* **ENTRIES PROVIDED**
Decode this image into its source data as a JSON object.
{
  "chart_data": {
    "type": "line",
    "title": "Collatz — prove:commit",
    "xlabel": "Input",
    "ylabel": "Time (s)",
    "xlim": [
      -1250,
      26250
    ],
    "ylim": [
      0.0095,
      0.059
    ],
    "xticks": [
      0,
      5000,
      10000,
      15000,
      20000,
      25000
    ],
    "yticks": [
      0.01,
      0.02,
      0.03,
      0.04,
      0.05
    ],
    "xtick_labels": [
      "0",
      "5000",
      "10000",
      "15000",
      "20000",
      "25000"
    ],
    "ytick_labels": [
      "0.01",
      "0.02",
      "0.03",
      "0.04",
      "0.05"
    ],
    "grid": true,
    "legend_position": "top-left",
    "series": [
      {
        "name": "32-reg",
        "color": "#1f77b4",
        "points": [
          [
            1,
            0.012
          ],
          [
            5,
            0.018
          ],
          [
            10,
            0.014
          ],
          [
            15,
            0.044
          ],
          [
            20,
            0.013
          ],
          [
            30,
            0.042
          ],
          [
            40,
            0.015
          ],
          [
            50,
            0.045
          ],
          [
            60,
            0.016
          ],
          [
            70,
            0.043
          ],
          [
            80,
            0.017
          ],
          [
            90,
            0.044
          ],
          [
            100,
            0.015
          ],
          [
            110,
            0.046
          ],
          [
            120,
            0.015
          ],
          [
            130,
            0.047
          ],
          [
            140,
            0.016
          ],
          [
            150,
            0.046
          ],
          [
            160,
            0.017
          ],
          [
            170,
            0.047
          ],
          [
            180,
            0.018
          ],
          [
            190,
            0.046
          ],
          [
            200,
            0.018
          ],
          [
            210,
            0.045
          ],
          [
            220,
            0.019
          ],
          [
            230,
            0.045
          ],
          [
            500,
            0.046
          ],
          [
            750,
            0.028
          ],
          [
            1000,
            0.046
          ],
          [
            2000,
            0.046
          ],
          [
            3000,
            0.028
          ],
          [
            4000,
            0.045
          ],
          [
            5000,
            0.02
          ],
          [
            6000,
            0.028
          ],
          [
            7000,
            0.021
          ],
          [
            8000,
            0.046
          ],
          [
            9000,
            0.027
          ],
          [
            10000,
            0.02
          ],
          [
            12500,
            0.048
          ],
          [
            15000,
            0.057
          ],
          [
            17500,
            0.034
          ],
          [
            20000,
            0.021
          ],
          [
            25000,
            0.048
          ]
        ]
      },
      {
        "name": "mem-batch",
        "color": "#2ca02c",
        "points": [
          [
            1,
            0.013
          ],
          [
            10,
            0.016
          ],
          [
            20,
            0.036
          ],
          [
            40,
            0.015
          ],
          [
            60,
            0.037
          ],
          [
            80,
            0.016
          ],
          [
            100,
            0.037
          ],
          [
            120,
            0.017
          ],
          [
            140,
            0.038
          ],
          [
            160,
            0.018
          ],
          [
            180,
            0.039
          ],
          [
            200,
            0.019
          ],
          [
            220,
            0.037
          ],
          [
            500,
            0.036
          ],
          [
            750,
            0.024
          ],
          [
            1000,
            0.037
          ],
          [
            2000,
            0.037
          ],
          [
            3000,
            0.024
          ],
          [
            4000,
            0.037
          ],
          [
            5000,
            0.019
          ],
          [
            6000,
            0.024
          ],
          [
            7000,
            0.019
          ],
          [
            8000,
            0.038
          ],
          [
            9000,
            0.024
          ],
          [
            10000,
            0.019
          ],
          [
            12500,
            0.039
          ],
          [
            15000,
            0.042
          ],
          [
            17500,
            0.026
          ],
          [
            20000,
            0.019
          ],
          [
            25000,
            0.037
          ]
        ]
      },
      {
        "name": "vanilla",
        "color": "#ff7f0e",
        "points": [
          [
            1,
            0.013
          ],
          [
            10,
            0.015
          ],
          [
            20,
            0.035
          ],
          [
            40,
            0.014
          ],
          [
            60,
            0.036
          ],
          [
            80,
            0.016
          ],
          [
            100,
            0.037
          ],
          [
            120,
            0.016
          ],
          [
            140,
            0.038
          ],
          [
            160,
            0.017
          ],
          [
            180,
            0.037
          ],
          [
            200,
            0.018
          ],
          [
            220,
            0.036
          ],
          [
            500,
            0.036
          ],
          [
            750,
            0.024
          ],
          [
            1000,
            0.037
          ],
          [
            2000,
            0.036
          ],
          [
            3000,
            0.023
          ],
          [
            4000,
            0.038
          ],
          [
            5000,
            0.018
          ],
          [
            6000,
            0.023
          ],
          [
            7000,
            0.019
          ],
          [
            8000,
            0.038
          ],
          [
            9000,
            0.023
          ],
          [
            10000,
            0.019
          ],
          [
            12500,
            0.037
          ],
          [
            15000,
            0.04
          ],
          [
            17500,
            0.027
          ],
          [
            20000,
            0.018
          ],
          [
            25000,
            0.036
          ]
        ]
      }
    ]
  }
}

* **WHAT IS EXPECTED**
Pick out the lines above that hold the string "color" and show them.

* **RESULT OF THE TASK**
        "color": "#1f77b4",
        "color": "#2ca02c",
        "color": "#ff7f0e",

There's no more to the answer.